> _TRY IT_:
For every line below that includes the word "later", add one; report the final number and nothing else.

> _DATA PROVIDED_:

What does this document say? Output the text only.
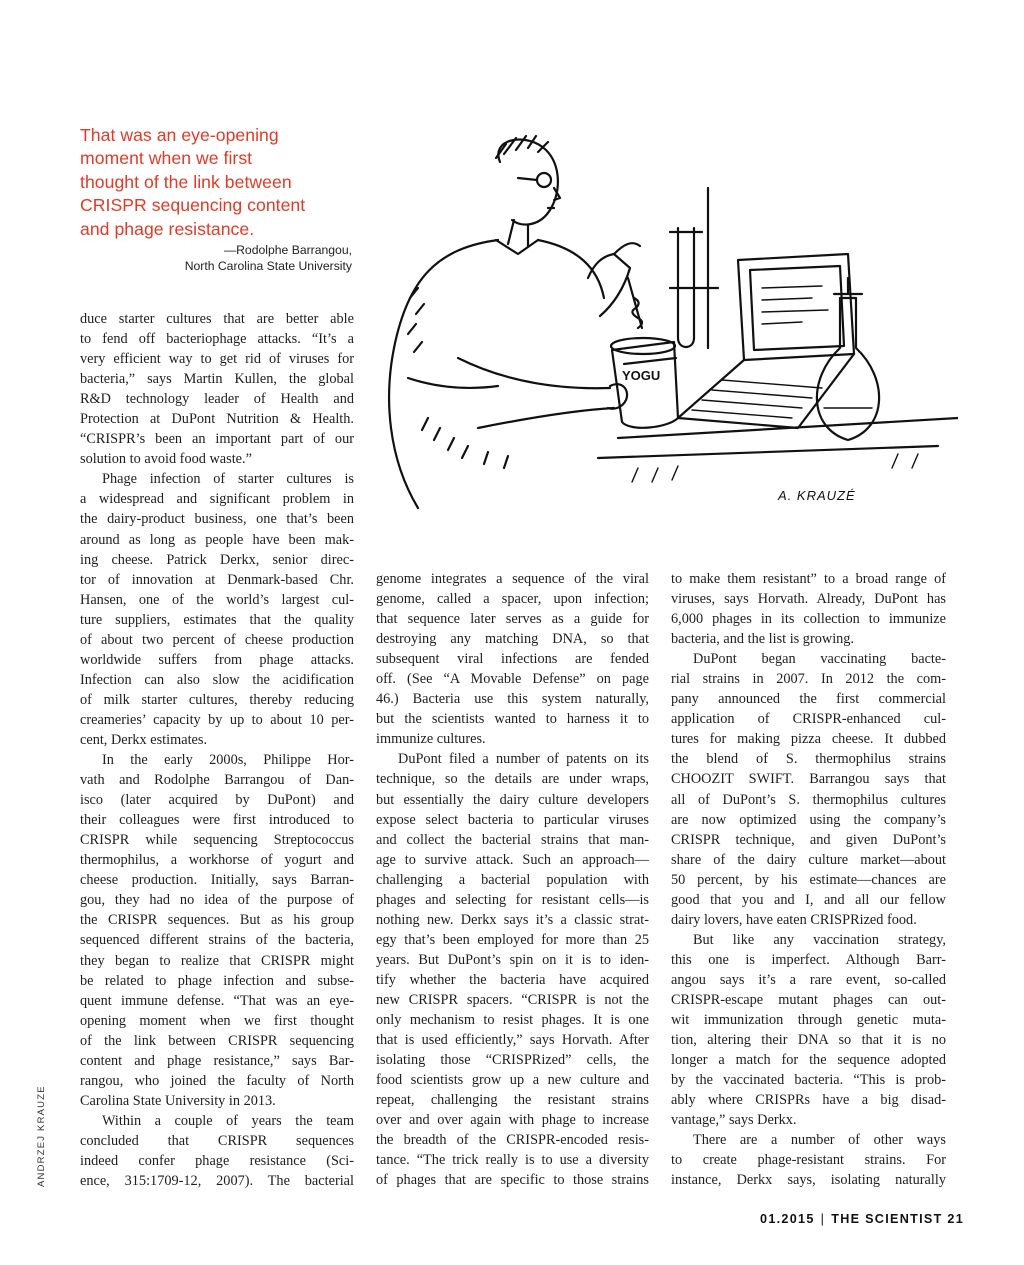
That was an eye-opening
moment when we first
thought of the link between
CRISPR sequencing content
and phage resistance.
—Rodolphe Barrangou,
North Carolina State University
YOGU
A. KRAUZÉ
duce starter cultures that are better able
to fend off bacteriophage attacks. “It’s a
very efficient way to get rid of viruses for
bacteria,” says Martin Kullen, the global
R&D technology leader of Health and
Protection at DuPont Nutrition & Health.
“CRISPR’s been an important part of our
solution to avoid food waste.”
Phage infection of starter cultures is
a widespread and significant problem in
the dairy-product business, one that’s been
around as long as people have been mak-
ing cheese. Patrick Derkx, senior direc-
tor of innovation at Denmark-based Chr.
Hansen, one of the world’s largest cul-
ture suppliers, estimates that the quality
of about two percent of cheese production
worldwide suffers from phage attacks.
Infection can also slow the acidification
of milk starter cultures, thereby reducing
creameries’ capacity by up to about 10 per-
cent, Derkx estimates.
In the early 2000s, Philippe Hor-
vath and Rodolphe Barrangou of Dan-
isco (later acquired by DuPont) and
their colleagues were first introduced to
CRISPR while sequencing Streptococcus
thermophilus, a workhorse of yogurt and
cheese production. Initially, says Barran-
gou, they had no idea of the purpose of
the CRISPR sequences. But as his group
sequenced different strains of the bacteria,
they began to realize that CRISPR might
be related to phage infection and subse-
quent immune defense. “That was an eye-
opening moment when we first thought
of the link between CRISPR sequencing
content and phage resistance,” says Bar-
rangou, who joined the faculty of North
Carolina State University in 2013.
Within a couple of years the team
concluded that CRISPR sequences
indeed confer phage resistance (Sci-
ence, 315:1709-12, 2007). The bacterial
genome integrates a sequence of the viral
genome, called a spacer, upon infection;
that sequence later serves as a guide for
destroying any matching DNA, so that
subsequent viral infections are fended
off. (See “A Movable Defense” on page
46.) Bacteria use this system naturally,
but the scientists wanted to harness it to
immunize cultures.
DuPont filed a number of patents on its
technique, so the details are under wraps,
but essentially the dairy culture developers
expose select bacteria to particular viruses
and collect the bacterial strains that man-
age to survive attack. Such an approach—
challenging a bacterial population with
phages and selecting for resistant cells—is
nothing new. Derkx says it’s a classic strat-
egy that’s been employed for more than 25
years. But DuPont’s spin on it is to iden-
tify whether the bacteria have acquired
new CRISPR spacers. “CRISPR is not the
only mechanism to resist phages. It is one
that is used efficiently,” says Horvath. After
isolating those “CRISPRized” cells, the
food scientists grow up a new culture and
repeat, challenging the resistant strains
over and over again with phage to increase
the breadth of the CRISPR-encoded resis-
tance. “The trick really is to use a diversity
of phages that are specific to those strains
to make them resistant” to a broad range of
viruses, says Horvath. Already, DuPont has
6,000 phages in its collection to immunize
bacteria, and the list is growing.
DuPont began vaccinating bacte-
rial strains in 2007. In 2012 the com-
pany announced the first commercial
application of CRISPR-enhanced cul-
tures for making pizza cheese. It dubbed
the blend of S. thermophilus strains
CHOOZIT SWIFT. Barrangou says that
all of DuPont’s S. thermophilus cultures
are now optimized using the company’s
CRISPR technique, and given DuPont’s
share of the dairy culture market—about
50 percent, by his estimate—chances are
good that you and I, and all our fellow
dairy lovers, have eaten CRISPRized food.
But like any vaccination strategy,
this one is imperfect. Although Barr-
angou says it’s a rare event, so-called
CRISPR-escape mutant phages can out-
wit immunization through genetic muta-
tion, altering their DNA so that it is no
longer a match for the sequence adopted
by the vaccinated bacteria. “This is prob-
ably where CRISPRs have a big disad-
vantage,” says Derkx.
There are a number of other ways
to create phage-resistant strains. For
instance, Derkx says, isolating naturally
ANDRZEJ KRAUZE
01.2015 | THE SCIENTIST 21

> _RESPONSE TO THE TASK_:
2